The request:
Every line in the listing is to be echoed verbatim.

--

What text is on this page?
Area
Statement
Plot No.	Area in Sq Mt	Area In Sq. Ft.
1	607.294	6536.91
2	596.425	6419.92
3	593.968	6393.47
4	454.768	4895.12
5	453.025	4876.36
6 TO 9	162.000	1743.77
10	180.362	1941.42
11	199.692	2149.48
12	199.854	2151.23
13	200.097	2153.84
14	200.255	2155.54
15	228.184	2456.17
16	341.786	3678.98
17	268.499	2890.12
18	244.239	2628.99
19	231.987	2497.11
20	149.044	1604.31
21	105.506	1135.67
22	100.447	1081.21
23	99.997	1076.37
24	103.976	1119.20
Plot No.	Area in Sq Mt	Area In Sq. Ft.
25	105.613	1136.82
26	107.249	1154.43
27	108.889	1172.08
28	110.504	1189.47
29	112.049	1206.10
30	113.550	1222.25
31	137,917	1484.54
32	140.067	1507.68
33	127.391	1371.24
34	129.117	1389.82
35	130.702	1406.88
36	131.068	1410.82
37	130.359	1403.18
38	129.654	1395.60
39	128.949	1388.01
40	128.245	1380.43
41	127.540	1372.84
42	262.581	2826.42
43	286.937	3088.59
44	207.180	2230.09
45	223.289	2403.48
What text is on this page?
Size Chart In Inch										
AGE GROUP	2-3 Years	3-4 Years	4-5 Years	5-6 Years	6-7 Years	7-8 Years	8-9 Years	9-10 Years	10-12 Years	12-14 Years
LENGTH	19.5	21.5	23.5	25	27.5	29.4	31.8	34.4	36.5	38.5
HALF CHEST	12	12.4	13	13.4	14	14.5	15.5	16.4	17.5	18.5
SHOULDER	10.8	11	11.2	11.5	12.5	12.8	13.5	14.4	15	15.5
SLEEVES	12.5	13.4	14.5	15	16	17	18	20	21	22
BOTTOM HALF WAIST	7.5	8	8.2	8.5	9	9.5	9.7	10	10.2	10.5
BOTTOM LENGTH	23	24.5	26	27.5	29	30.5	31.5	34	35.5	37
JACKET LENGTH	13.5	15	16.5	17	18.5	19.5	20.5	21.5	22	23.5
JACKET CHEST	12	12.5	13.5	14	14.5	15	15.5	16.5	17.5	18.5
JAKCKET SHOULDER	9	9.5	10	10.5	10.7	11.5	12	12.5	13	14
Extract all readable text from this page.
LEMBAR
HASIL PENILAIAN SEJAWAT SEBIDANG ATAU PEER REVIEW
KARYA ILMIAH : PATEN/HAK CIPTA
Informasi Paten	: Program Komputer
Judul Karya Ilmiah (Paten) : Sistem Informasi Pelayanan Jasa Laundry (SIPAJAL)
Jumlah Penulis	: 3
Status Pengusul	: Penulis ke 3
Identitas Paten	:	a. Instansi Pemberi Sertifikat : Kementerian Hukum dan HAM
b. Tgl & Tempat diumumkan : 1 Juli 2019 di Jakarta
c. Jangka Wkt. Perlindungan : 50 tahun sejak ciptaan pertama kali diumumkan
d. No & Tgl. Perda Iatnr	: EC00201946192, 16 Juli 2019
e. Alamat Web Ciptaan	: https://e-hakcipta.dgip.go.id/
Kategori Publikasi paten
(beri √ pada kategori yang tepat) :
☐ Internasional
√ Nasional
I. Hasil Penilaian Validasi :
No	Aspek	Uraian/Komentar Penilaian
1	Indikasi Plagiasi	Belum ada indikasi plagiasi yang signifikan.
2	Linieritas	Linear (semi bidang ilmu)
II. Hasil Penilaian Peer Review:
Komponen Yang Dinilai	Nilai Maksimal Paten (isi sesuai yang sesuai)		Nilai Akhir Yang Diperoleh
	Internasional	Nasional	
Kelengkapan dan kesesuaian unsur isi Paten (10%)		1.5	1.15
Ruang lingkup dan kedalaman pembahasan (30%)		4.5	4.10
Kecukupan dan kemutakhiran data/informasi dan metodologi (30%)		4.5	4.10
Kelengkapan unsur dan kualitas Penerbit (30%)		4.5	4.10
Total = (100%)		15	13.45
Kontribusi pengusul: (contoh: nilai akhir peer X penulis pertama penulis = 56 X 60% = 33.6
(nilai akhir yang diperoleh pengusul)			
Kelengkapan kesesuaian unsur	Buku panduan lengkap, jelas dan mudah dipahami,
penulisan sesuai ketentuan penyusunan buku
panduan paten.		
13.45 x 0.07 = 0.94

--

Problem solution:
What text is on this page?
Area
Statement
Plot No.	Area in Sq Mt	Area In Sq. Ft.
1	607.294	6536.91
2	596.425	6419.92
3	593.968	6393.47
4	454.768	4895.12
5	453.025	4876.36
6 TO 9	162.000	1743.77
10	180.362	1941.42
11	199.692	2149.48
12	199.854	2151.23
13	200.097	2153.84
14	200.255	2155.54
15	228.184	2456.17
16	341.786	3678.98
17	268.499	2890.12
18	244.239	2628.99
19	231.987	2497.11
20	149.044	1604.31
21	105.506	1135.67
22	100.447	1081.21
23	99.997	1076.37
24	103.976	1119.20
Plot No.	Area in Sq Mt	Area In Sq. Ft.
25	105.613	1136.82
26	107.249	1154.43
27	108.889	1172.08
28	110.504	1189.47
29	112.049	1206.10
30	113.550	1222.25
31	137,917	1484.54
32	140.067	1507.68
33	127.391	1371.24
34	129.117	1389.82
35	130.702	1406.88
36	131.068	1410.82
37	130.359	1403.18
38	129.654	1395.60
39	128.949	1388.01
40	128.245	1380.43
41	127.540	1372.84
42	262.581	2826.42
43	286.937	3088.59
44	207.180	2230.09
45	223.289	2403.48
What text is on this page?
Size Chart In Inch										
AGE GROUP	2-3 Years	3-4 Years	4-5 Years	5-6 Years	6-7 Years	7-8 Years	8-9 Years	9-10 Years	10-12 Years	12-14 Years
LENGTH	19.5	21.5	23.5	25	27.5	29.4	31.8	34.4	36.5	38.5
HALF CHEST	12	12.4	13	13.4	14	14.5	15.5	16.4	17.5	18.5
SHOULDER	10.8	11	11.2	11.5	12.5	12.8	13.5	14.4	15	15.5
SLEEVES	12.5	13.4	14.5	15	16	17	18	20	21	22
BOTTOM HALF WAIST	7.5	8	8.2	8.5	9	9.5	9.7	10	10.2	10.5
BOTTOM LENGTH	23	24.5	26	27.5	29	30.5	31.5	34	35.5	37
JACKET LENGTH	13.5	15	16.5	17	18.5	19.5	20.5	21.5	22	23.5
JACKET CHEST	12	12.5	13.5	14	14.5	15	15.5	16.5	17.5	18.5
JAKCKET SHOULDER	9	9.5	10	10.5	10.7	11.5	12	12.5	13	14
Extract all readable text from this page.
LEMBAR
HASIL PENILAIAN SEJAWAT SEBIDANG ATAU PEER REVIEW
KARYA ILMIAH : PATEN/HAK CIPTA
Informasi Paten	: Program Komputer
Judul Karya Ilmiah (Paten) : Sistem Informasi Pelayanan Jasa Laundry (SIPAJAL)
Jumlah Penulis	: 3
Status Pengusul	: Penulis ke 3
Identitas Paten	:	a. Instansi Pemberi Sertifikat : Kementerian Hukum dan HAM
b. Tgl & Tempat diumumkan : 1 Juli 2019 di Jakarta
c. Jangka Wkt. Perlindungan : 50 tahun sejak ciptaan pertama kali diumumkan
d. No & Tgl. Perda Iatnr	: EC00201946192, 16 Juli 2019
e. Alamat Web Ciptaan	: https://e-hakcipta.dgip.go.id/
Kategori Publikasi paten
(beri √ pada kategori yang tepat) :
☐ Internasional
√ Nasional
I. Hasil Penilaian Validasi :
No	Aspek	Uraian/Komentar Penilaian
1	Indikasi Plagiasi	Belum ada indikasi plagiasi yang signifikan.
2	Linieritas	Linear (semi bidang ilmu)
II. Hasil Penilaian Peer Review:
Komponen Yang Dinilai	Nilai Maksimal Paten (isi sesuai yang sesuai)		Nilai Akhir Yang Diperoleh
	Internasional	Nasional	
Kelengkapan dan kesesuaian unsur isi Paten (10%)		1.5	1.15
Ruang lingkup dan kedalaman pembahasan (30%)		4.5	4.10
Kecukupan dan kemutakhiran data/informasi dan metodologi (30%)		4.5	4.10
Kelengkapan unsur dan kualitas Penerbit (30%)		4.5	4.10
Total = (100%)		15	13.45
Kontribusi pengusul: (contoh: nilai akhir peer X penulis pertama penulis = 56 X 60% = 33.6
(nilai akhir yang diperoleh pengusul)			
Kelengkapan kesesuaian unsur	Buku panduan lengkap, jelas dan mudah dipahami,
penulisan sesuai ketentuan penyusunan buku
panduan paten.		
13.45 x 0.07 = 0.94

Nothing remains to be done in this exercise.